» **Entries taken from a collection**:
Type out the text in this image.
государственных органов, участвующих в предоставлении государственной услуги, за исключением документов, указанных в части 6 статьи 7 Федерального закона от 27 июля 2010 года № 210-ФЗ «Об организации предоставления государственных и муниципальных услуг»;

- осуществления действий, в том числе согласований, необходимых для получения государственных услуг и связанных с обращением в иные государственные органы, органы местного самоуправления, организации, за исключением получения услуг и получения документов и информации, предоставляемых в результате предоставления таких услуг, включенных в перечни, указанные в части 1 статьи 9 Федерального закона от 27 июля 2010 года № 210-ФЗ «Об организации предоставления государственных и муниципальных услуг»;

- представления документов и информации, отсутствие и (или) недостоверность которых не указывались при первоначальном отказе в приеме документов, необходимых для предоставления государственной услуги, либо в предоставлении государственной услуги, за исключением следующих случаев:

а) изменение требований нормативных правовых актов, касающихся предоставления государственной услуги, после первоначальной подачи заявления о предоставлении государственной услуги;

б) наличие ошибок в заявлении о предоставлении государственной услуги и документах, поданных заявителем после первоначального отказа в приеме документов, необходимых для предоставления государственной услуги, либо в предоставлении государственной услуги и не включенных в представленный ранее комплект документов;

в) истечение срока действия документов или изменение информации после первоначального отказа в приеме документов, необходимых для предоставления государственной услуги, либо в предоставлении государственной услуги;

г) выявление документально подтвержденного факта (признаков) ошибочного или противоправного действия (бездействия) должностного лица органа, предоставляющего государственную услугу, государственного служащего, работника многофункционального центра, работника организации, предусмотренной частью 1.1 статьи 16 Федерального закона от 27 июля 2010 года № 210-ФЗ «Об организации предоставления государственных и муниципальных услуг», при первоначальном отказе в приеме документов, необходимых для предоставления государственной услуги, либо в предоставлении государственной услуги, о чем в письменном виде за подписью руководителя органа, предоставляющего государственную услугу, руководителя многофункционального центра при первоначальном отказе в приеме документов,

--

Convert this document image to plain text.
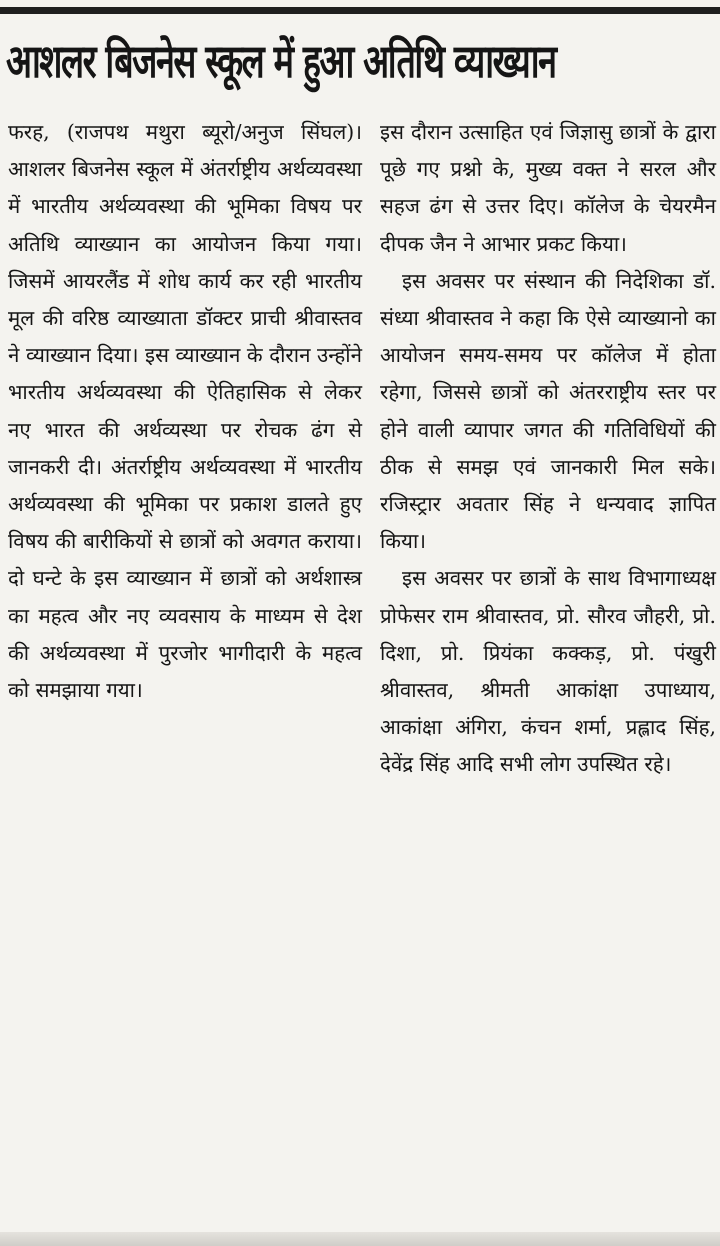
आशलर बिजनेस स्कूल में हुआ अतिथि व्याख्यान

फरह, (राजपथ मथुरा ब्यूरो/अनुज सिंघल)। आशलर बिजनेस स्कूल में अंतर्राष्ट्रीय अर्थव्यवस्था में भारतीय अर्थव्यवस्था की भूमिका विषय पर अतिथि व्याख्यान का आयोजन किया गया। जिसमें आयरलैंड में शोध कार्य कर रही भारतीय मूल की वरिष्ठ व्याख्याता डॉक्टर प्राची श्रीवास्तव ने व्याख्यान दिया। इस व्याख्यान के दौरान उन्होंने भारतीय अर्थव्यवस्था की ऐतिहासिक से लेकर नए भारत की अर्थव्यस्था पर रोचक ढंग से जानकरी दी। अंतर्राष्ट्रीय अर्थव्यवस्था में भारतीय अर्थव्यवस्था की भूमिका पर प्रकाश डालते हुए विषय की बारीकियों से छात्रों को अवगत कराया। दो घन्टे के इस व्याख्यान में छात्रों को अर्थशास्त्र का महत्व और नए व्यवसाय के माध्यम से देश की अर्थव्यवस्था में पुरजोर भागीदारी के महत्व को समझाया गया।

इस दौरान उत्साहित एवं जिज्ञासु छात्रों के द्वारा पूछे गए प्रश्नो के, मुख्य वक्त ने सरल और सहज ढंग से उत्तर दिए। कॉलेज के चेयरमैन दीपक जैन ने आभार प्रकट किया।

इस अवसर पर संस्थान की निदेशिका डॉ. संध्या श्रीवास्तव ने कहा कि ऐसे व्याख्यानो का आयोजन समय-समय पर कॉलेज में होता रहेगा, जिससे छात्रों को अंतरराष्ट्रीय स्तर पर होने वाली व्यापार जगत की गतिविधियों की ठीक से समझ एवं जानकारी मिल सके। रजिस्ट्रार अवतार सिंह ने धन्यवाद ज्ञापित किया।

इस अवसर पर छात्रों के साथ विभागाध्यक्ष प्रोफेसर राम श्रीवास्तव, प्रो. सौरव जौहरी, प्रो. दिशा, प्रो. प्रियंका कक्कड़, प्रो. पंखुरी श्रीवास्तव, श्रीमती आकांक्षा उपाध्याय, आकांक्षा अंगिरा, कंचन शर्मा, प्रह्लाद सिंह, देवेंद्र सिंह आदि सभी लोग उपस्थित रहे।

---

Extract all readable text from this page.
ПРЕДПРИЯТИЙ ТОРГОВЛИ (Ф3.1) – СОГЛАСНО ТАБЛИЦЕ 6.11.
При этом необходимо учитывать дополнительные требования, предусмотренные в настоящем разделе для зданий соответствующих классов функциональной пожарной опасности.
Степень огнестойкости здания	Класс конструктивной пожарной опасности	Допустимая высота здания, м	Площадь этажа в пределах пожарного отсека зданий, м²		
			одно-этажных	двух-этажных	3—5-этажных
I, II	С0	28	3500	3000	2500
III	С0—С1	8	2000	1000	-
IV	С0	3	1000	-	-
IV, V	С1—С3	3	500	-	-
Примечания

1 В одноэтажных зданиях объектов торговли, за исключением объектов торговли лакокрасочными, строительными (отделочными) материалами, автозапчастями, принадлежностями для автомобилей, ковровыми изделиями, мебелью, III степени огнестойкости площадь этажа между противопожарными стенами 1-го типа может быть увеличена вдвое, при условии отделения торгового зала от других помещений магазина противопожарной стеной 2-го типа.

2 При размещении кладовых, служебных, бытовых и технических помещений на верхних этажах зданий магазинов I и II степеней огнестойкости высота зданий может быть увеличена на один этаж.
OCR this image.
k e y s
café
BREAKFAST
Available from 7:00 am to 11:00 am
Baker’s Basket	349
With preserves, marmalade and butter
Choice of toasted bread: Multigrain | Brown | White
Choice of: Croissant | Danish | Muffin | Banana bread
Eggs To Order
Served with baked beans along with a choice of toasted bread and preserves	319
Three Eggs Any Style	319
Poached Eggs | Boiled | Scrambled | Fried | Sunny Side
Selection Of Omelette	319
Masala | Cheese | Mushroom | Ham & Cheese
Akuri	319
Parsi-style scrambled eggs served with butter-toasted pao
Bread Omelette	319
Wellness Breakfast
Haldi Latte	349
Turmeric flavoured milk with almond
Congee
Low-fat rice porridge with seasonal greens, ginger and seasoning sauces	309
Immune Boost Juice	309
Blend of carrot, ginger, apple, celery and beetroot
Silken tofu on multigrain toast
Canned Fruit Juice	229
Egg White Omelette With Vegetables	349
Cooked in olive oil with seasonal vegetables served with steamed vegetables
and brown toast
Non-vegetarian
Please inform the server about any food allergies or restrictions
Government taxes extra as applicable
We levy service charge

» **Requirement**: Using the material above, report each line where "text" occurs.

» **The output**:
Type out the text in this image.
Convert this document image to plain text.
Extract all readable text from this page.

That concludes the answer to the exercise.